EXERCISE BRIEF:
In the listing below, find each line containing "text" and report it.
================================
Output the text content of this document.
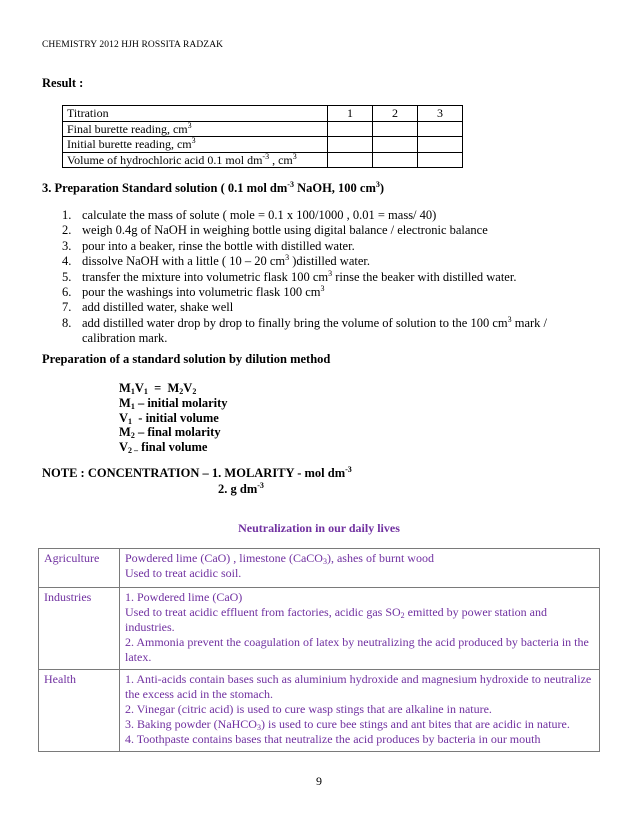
CHEMISTRY 2012 HJH ROSSITA RADZAK
Result :
Titration	1	2	3
Final burette reading, $cm^3$			
Initial burette reading, $cm^3$			
Volume of hydrochloric acid 0.1 mol $dm^{-3}$ , $cm^3$			
3. Preparation Standard solution ( 0.1 mol $dm^{-3}$ NaOH, 100 $cm^3$)
1. calculate the mass of solute ( mole = 0.1 x 100/1000 , 0.01 = mass/ 40)
2. weigh 0.4g of NaOH in weighing bottle using digital balance / electronic balance
3. pour into a beaker, rinse the bottle with distilled water.
4. dissolve NaOH with a little ( 10 – 20 $cm^3$ )distilled water.
5. transfer the mixture into volumetric flask 100 $cm^3$ rinse the beaker with distilled water.
6. pour the washings into volumetric flask 100 $cm^3$
7. add distilled water, shake well
8. add distilled water drop by drop to finally bring the volume of solution to the 100 $cm^3$ mark / calibration mark.
Preparation of a standard solution by dilution method
$M_1V_1 = M_2V_2$
$M_1$ – initial molarity
$V_1$  - initial volume
$M_2$ – final molarity
$V_{2 -}$ final volume
NOTE : CONCENTRATION – 1. MOLARITY - mol $dm^{-3}$
2. g $dm^{-3}$
Neutralization in our daily lives
Agriculture	Powdered lime (CaO) , limestone (CaCO$_3$), ashes of burnt wood
Used to treat acidic soil.

Industries	1. Powdered lime (CaO)
Used to treat acidic effluent from factories, acidic gas $SO_2$ emitted by power station and industries.
2. Ammonia prevent the coagulation of latex by neutralizing the acid produced by bacteria in the latex.

Health	1. Anti-acids contain bases such as aluminium hydroxide and magnesium hydroxide to neutralize the excess acid in the stomach.
2. Vinegar (citric acid) is used to cure wasp stings that are alkaline in nature.
3. Baking powder (NaHCO$_3$) is used to cure bee stings and ant bites that are acidic in nature.
4. Toothpaste contains bases that neutralize the acid produces by bacteria in our mouth
9
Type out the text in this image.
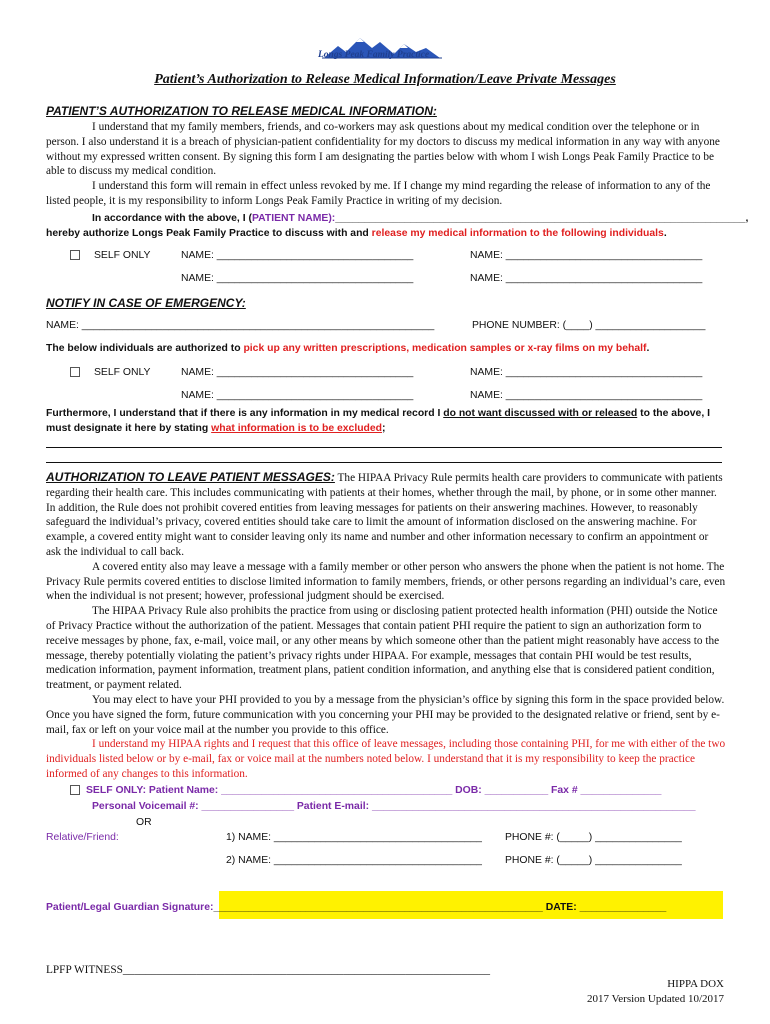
Longs Peak Family Practice
Patient’s Authorization to Release Medical Information/Leave Private Messages
PATIENT’S AUTHORIZATION TO RELEASE MEDICAL INFORMATION:
I understand that my family members, friends, and co-workers may ask questions about my medical condition over the telephone or in person. I also understand it is a breach of physician-patient confidentiality for my doctors to discuss my medical information in any way with anyone without my expressed written consent. By signing this form I am designating the parties below with whom I wish Longs Peak Family Practice to be able to discuss my medical condition.
I understand this form will remain in effect unless revoked by me. If I change my mind regarding the release of information to any of the listed people, it is my responsibility to inform Longs Peak Family Practice in writing of my decision.
In accordance with the above, I (PATIENT NAME):_______________________________________________________________________,
hereby authorize Longs Peak Family Practice to discuss with and release my medical information to the following individuals.
SELF ONLY	NAME: __________________________________	NAME: __________________________________
NAME: __________________________________	NAME: __________________________________
NOTIFY IN CASE OF EMERGENCY:
NAME: _____________________________________________________________	PHONE NUMBER: (____) ___________________
The below individuals are authorized to pick up any written prescriptions, medication samples or x-ray films on my behalf.
SELF ONLY	NAME: __________________________________	NAME: __________________________________
NAME: __________________________________	NAME: __________________________________
Furthermore, I understand that if there is any information in my medical record I do not want discussed with or released to the above, I must designate it here by stating what information is to be excluded;
AUTHORIZATION TO LEAVE PATIENT MESSAGES: The HIPAA Privacy Rule permits health care providers to communicate with patients regarding their health care. This includes communicating with patients at their homes, whether through the mail, by phone, or in some other manner. In addition, the Rule does not prohibit covered entities from leaving messages for patients on their answering machines. However, to reasonably safeguard the individual’s privacy, covered entities should take care to limit the amount of information disclosed on the answering machine. For example, a covered entity might want to consider leaving only its name and number and other information necessary to confirm an appointment or ask the individual to call back.
A covered entity also may leave a message with a family member or other person who answers the phone when the patient is not home. The Privacy Rule permits covered entities to disclose limited information to family members, friends, or other persons regarding an individual’s care, even when the individual is not present; however, professional judgment should be exercised.
The HIPAA Privacy Rule also prohibits the practice from using or disclosing patient protected health information (PHI) outside the Notice of Privacy Practice without the authorization of the patient. Messages that contain patient PHI require the patient to sign an authorization form to receive messages by phone, fax, e-mail, voice mail, or any other means by which someone other than the patient might reasonably have access to the message, thereby potentially violating the patient’s privacy rights under HIPAA. For example, messages that contain PHI would be test results, medication information, payment information, treatment plans, patient condition information, and anything else that is considered patient condition, treatment, or payment related.
You may elect to have your PHI provided to you by a message from the physician’s office by signing this form in the space provided below. Once you have signed the form, future communication with you concerning your PHI may be provided to the designated relative or friend, sent by e-mail, fax or left on your voice mail at the number you provide to this office.
I understand my HIPAA rights and I request that this office of leave messages, including those containing PHI, for me with either of the two individuals listed below or by e-mail, fax or voice mail at the numbers noted below. I understand that it is my responsibility to keep the practice informed of any changes to this information.
SELF ONLY: Patient Name: ________________________________________ DOB: ___________ Fax # ______________
Personal Voicemail #: ________________ Patient E-mail: ________________________________________________________
OR
Relative/Friend:	1) NAME: ____________________________________ PHONE #: (_____) _______________
2) NAME: ____________________________________ PHONE #: (_____) _______________
Patient/Legal Guardian Signature:_________________________________________________________ DATE: _______________
LPFP WITNESS_________________________________________________________________
HIPPA DOX
2017 Version Updated 10/2017
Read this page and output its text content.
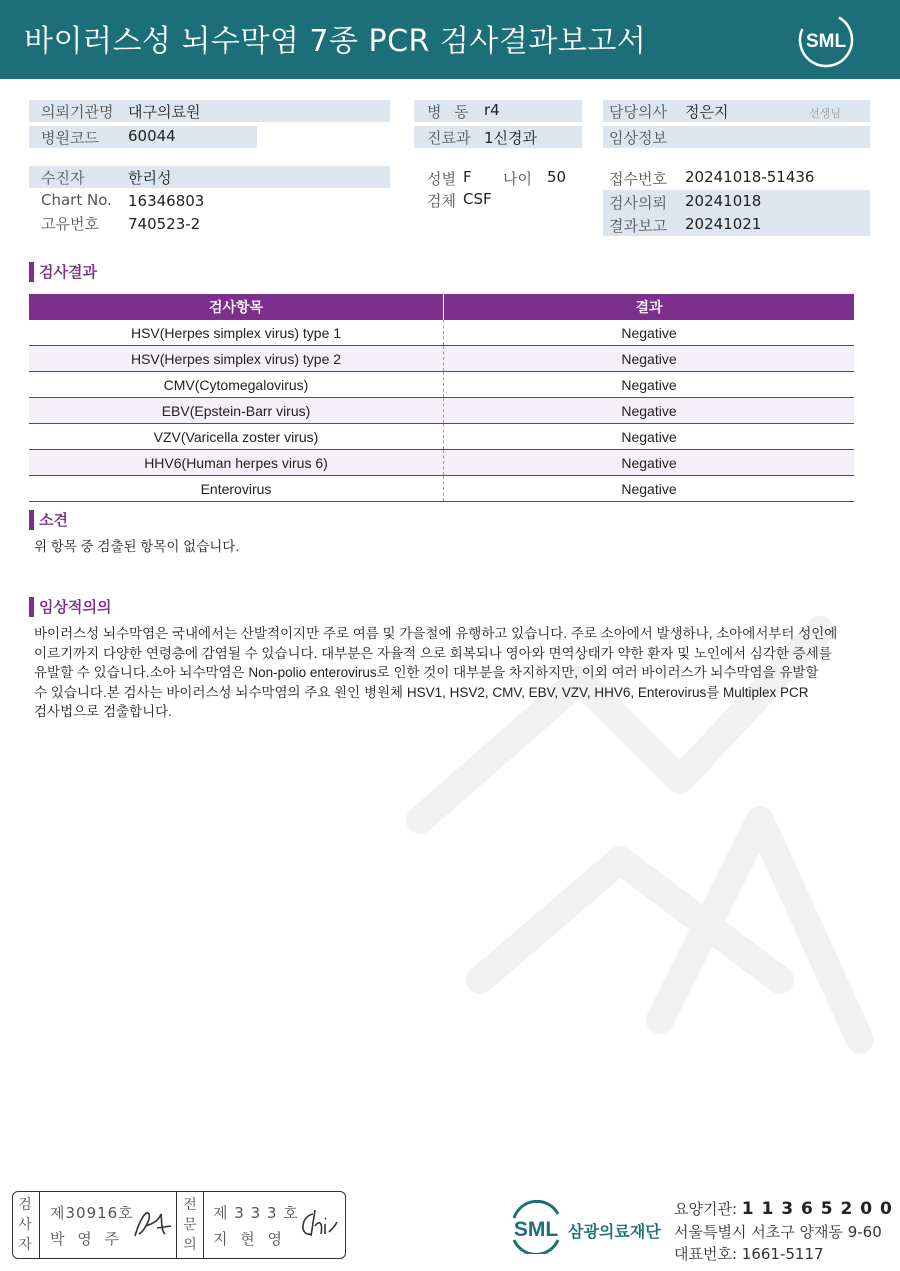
바이러스성 뇌수막염 7종 PCR 검사결과보고서	SML
의뢰기관명 대구의료원
병원코드 60044
병 동 r4
진료과 1신경과
담당의사 정은지	선생님
임상정보
수진자	한리성
Chart No. 16346803
고유번호 740523-2
성별 F 나이 50
검체 CSF
접수번호 20241018-51436
검사의뢰 20241018
결과보고 20241021
검사결과
검사항목	결과
HSV(Herpes simplex virus) type 1	Negative
HSV(Herpes simplex virus) type 2	Negative
CMV(Cytomegalovirus)	Negative
EBV(Epstein-Barr virus)	Negative
VZV(Varicella zoster virus)	Negative
HHV6(Human herpes virus 6)	Negative
Enterovirus	Negative
소견
위 항목 중 검출된 항목이 없습니다.
임상적의의
바이러스성 뇌수막염은 국내에서는 산발적이지만 주로 여름 및 가을철에 유행하고 있습니다. 주로 소아에서 발생하나, 소아에서부터 성인에
이르기까지 다양한 연령층에 감염될 수 있습니다. 대부분은 자율적 으로 회복되나 영아와 면역상태가 약한 환자 및 노인에서 심각한 증세를
유발할 수 있습니다.소아 뇌수막염은 Non-polio enterovirus로 인한 것이 대부분을 차지하지만, 이외 여러 바이러스가 뇌수막염을 유발할
수 있습니다.본 검사는 바이러스성 뇌수막염의 주요 원인 병원체 HSV1, HSV2, CMV, EBV, VZV, HHV6, Enterovirus를 Multiplex PCR
검사법으로 검출합니다.
검
사
자
제30916호
박 영 주
전
문
의
제 3 3 3 호
지 현 영	SML 삼광의료재단
요양기관: 1 1 3 6 5 2 0 0
서울특별시 서초구 양재동 9-60
대표번호: 1661-5117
================================
RESULT OF THIS EXERCISE:
Output the text content of this document.
Type out the text in this image.
Read this page and output its text content.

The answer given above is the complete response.